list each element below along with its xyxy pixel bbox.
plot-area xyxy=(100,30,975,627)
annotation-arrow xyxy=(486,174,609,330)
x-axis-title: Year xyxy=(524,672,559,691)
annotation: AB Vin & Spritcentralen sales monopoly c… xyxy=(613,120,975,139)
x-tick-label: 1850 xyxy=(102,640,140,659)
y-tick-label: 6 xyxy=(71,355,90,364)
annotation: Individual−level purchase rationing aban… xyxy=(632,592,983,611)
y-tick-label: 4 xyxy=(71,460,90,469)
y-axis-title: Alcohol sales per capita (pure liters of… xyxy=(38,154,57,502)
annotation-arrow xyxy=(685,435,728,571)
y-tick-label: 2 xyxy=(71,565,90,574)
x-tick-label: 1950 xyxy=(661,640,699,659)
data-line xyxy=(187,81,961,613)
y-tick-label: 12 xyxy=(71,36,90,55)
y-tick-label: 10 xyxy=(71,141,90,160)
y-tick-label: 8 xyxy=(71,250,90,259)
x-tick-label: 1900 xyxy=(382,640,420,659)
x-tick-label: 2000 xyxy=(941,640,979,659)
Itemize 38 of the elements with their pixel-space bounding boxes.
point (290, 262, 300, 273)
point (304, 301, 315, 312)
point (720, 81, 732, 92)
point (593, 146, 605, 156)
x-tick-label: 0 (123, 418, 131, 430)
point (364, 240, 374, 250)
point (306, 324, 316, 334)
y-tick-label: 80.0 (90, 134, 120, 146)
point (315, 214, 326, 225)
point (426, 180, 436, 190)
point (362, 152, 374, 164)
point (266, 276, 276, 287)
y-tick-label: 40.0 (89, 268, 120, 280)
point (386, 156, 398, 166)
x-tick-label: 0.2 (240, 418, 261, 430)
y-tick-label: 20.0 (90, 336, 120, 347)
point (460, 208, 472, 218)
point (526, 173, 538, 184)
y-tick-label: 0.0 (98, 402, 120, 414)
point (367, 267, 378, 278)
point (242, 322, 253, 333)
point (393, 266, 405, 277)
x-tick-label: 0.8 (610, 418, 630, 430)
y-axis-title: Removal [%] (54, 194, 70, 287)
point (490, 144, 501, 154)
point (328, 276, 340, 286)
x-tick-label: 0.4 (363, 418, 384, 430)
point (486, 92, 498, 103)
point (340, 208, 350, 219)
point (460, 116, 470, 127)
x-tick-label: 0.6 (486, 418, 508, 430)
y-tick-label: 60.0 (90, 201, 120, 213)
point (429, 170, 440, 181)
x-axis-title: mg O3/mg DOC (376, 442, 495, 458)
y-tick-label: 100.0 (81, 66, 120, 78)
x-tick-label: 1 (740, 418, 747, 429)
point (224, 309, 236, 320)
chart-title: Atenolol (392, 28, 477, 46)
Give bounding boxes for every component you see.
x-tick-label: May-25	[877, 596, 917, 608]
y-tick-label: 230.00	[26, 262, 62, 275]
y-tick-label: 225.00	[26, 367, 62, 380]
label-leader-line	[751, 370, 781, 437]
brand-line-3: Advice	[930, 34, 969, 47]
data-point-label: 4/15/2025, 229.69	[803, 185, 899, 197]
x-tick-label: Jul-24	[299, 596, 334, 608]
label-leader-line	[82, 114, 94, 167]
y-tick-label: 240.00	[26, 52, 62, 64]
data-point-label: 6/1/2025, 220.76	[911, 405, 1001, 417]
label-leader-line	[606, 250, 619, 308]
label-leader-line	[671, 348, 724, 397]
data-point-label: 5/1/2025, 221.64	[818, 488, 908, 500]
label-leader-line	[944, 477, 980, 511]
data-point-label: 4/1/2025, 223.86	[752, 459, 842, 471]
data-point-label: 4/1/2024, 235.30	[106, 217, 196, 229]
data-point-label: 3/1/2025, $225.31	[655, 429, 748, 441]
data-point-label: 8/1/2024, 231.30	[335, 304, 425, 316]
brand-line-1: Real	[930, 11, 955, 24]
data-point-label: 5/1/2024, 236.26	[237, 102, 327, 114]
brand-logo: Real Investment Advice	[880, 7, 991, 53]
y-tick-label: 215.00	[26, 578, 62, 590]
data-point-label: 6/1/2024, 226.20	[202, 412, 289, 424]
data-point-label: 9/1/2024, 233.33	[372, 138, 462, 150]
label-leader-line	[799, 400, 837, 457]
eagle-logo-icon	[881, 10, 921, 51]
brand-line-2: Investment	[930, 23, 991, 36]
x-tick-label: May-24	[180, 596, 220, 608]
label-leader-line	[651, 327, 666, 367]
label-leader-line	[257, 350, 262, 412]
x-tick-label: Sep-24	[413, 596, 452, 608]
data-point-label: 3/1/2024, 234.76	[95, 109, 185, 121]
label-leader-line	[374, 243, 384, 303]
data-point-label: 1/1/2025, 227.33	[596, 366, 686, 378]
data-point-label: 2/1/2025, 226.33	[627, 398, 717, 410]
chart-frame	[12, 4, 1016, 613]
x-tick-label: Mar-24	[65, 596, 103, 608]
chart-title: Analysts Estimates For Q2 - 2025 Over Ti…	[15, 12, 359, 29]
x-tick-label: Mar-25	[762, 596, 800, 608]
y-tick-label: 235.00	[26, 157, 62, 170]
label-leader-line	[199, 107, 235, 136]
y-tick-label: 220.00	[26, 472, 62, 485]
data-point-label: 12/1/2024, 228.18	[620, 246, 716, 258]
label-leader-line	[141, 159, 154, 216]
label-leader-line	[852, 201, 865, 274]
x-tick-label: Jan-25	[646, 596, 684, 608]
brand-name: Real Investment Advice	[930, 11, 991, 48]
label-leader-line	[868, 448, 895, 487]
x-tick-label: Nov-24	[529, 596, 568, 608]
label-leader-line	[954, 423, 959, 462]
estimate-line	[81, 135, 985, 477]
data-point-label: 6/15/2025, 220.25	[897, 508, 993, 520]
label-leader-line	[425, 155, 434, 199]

= = = = =

» **PROBLEM**
Copy out every line of the records above word for word, changing nothing.

» **SOLUTION**
list each element below along with its xyxy pixel bbox.
plot-area xyxy=(100,30,975,627)
annotation-arrow xyxy=(486,174,609,330)
x-axis-title: Year xyxy=(524,672,559,691)
annotation: AB Vin & Spritcentralen sales monopoly c… xyxy=(613,120,975,139)
x-tick-label: 1850 xyxy=(102,640,140,659)
y-tick-label: 6 xyxy=(71,355,90,364)
annotation: Individual−level purchase rationing aban… xyxy=(632,592,983,611)
y-tick-label: 4 xyxy=(71,460,90,469)
y-axis-title: Alcohol sales per capita (pure liters of… xyxy=(38,154,57,502)
annotation-arrow xyxy=(685,435,728,571)
y-tick-label: 2 xyxy=(71,565,90,574)
x-tick-label: 1950 xyxy=(661,640,699,659)
data-line xyxy=(187,81,961,613)
y-tick-label: 12 xyxy=(71,36,90,55)
y-tick-label: 10 xyxy=(71,141,90,160)
y-tick-label: 8 xyxy=(71,250,90,259)
x-tick-label: 1900 xyxy=(382,640,420,659)
x-tick-label: 2000 xyxy=(941,640,979,659)
Itemize 38 of the elements with their pixel-space bounding boxes.
point (290, 262, 300, 273)
point (304, 301, 315, 312)
point (720, 81, 732, 92)
point (593, 146, 605, 156)
x-tick-label: 0 (123, 418, 131, 430)
point (364, 240, 374, 250)
point (306, 324, 316, 334)
y-tick-label: 80.0 (90, 134, 120, 146)
point (315, 214, 326, 225)
point (426, 180, 436, 190)
point (362, 152, 374, 164)
point (266, 276, 276, 287)
y-tick-label: 40.0 (89, 268, 120, 280)
point (386, 156, 398, 166)
x-tick-label: 0.2 (240, 418, 261, 430)
y-tick-label: 20.0 (90, 336, 120, 347)
point (460, 208, 472, 218)
point (526, 173, 538, 184)
y-tick-label: 0.0 (98, 402, 120, 414)
point (367, 267, 378, 278)
point (242, 322, 253, 333)
point (393, 266, 405, 277)
x-tick-label: 0.8 (610, 418, 630, 430)
y-axis-title: Removal [%] (54, 194, 70, 287)
point (490, 144, 501, 154)
point (328, 276, 340, 286)
x-tick-label: 0.4 (363, 418, 384, 430)
point (486, 92, 498, 103)
point (340, 208, 350, 219)
point (460, 116, 470, 127)
x-tick-label: 0.6 (486, 418, 508, 430)
y-tick-label: 60.0 (90, 201, 120, 213)
point (429, 170, 440, 181)
x-axis-title: mg O3/mg DOC (376, 442, 495, 458)
y-tick-label: 100.0 (81, 66, 120, 78)
x-tick-label: 1 (740, 418, 747, 429)
point (224, 309, 236, 320)
chart-title: Atenolol (392, 28, 477, 46)
Give bounding boxes for every component you see.
x-tick-label: May-25	[877, 596, 917, 608]
y-tick-label: 230.00	[26, 262, 62, 275]
y-tick-label: 225.00	[26, 367, 62, 380]
label-leader-line	[751, 370, 781, 437]
brand-line-3: Advice	[930, 34, 969, 47]
data-point-label: 4/15/2025, 229.69	[803, 185, 899, 197]
x-tick-label: Jul-24	[299, 596, 334, 608]
label-leader-line	[82, 114, 94, 167]
y-tick-label: 240.00	[26, 52, 62, 64]
data-point-label: 6/1/2025, 220.76	[911, 405, 1001, 417]
label-leader-line	[606, 250, 619, 308]
label-leader-line	[671, 348, 724, 397]
data-point-label: 5/1/2025, 221.64	[818, 488, 908, 500]
label-leader-line	[944, 477, 980, 511]
data-point-label: 4/1/2025, 223.86	[752, 459, 842, 471]
data-point-label: 4/1/2024, 235.30	[106, 217, 196, 229]
data-point-label: 3/1/2025, $225.31	[655, 429, 748, 441]
data-point-label: 8/1/2024, 231.30	[335, 304, 425, 316]
brand-line-1: Real	[930, 11, 955, 24]
data-point-label: 5/1/2024, 236.26	[237, 102, 327, 114]
brand-logo: Real Investment Advice	[880, 7, 991, 53]
y-tick-label: 215.00	[26, 578, 62, 590]
data-point-label: 6/1/2024, 226.20	[202, 412, 289, 424]
data-point-label: 9/1/2024, 233.33	[372, 138, 462, 150]
label-leader-line	[799, 400, 837, 457]
eagle-logo-icon	[881, 10, 921, 51]
brand-line-2: Investment	[930, 23, 991, 36]
x-tick-label: May-24	[180, 596, 220, 608]
label-leader-line	[651, 327, 666, 367]
label-leader-line	[257, 350, 262, 412]
x-tick-label: Sep-24	[413, 596, 452, 608]
data-point-label: 3/1/2024, 234.76	[95, 109, 185, 121]
label-leader-line	[374, 243, 384, 303]
data-point-label: 1/1/2025, 227.33	[596, 366, 686, 378]
data-point-label: 2/1/2025, 226.33	[627, 398, 717, 410]
chart-frame	[12, 4, 1016, 613]
x-tick-label: Mar-24	[65, 596, 103, 608]
chart-title: Analysts Estimates For Q2 - 2025 Over Ti…	[15, 12, 359, 29]
x-tick-label: Mar-25	[762, 596, 800, 608]
y-tick-label: 235.00	[26, 157, 62, 170]
label-leader-line	[199, 107, 235, 136]
y-tick-label: 220.00	[26, 472, 62, 485]
data-point-label: 12/1/2024, 228.18	[620, 246, 716, 258]
label-leader-line	[141, 159, 154, 216]
label-leader-line	[852, 201, 865, 274]
x-tick-label: Jan-25	[646, 596, 684, 608]
brand-name: Real Investment Advice	[930, 11, 991, 48]
label-leader-line	[868, 448, 895, 487]
x-tick-label: Nov-24	[529, 596, 568, 608]
label-leader-line	[954, 423, 959, 462]
estimate-line	[81, 135, 985, 477]
data-point-label: 6/15/2025, 220.25	[897, 508, 993, 520]
label-leader-line	[425, 155, 434, 199]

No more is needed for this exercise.